━━━ ROWS

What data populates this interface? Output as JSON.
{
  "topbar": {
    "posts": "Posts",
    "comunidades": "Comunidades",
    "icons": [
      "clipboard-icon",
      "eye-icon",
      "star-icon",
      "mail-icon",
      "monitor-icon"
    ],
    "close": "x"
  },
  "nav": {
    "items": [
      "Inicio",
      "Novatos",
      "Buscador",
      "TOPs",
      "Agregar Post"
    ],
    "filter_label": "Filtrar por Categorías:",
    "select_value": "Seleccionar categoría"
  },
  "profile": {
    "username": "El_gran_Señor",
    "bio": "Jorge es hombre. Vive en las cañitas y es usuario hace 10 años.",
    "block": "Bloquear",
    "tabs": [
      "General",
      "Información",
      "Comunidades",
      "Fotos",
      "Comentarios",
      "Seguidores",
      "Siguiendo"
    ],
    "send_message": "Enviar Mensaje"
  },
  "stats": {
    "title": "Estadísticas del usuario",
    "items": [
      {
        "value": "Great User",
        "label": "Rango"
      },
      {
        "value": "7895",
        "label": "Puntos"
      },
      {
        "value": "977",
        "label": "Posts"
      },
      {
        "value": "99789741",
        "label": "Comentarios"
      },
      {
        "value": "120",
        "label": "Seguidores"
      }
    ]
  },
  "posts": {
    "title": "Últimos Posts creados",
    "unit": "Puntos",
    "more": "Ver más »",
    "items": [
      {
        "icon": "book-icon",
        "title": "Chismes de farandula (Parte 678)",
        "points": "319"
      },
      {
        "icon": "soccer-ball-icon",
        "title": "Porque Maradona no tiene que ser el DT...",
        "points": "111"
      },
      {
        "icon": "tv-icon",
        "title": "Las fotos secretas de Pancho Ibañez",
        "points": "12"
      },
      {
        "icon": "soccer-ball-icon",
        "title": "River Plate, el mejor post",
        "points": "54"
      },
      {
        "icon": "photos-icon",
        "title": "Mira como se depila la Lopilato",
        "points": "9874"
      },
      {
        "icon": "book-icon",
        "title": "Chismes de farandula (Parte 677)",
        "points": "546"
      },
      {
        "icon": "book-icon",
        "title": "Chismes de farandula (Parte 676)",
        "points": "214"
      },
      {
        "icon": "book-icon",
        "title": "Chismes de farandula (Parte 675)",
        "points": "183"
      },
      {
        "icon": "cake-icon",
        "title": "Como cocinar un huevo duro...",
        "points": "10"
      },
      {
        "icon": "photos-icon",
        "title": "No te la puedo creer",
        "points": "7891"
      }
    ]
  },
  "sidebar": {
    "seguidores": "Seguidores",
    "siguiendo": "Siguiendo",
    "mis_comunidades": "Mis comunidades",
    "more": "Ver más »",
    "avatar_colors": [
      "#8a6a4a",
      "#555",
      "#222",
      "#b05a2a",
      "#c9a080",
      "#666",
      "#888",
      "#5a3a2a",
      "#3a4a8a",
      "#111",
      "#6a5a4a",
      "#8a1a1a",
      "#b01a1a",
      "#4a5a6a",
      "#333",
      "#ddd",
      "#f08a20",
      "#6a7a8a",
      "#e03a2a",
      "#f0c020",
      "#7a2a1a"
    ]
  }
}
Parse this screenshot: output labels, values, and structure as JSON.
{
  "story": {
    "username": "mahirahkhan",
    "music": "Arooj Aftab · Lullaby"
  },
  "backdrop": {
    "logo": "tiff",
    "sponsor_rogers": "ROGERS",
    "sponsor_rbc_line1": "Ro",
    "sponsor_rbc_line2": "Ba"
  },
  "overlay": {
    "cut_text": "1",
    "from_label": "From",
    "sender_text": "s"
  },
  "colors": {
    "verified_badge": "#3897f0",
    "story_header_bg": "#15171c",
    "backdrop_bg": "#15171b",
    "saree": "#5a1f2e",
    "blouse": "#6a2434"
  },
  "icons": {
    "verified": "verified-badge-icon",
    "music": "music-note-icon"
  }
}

━━━━━━

Identify each line in the entries with the word "farandula" and copy it.

> _EXERCISE ANSWER_
        "title": "Chismes de farandula (Parte 678)",
        "title": "Chismes de farandula (Parte 677)",
        "title": "Chismes de farandula (Parte 676)",
        "title": "Chismes de farandula (Parte 675)",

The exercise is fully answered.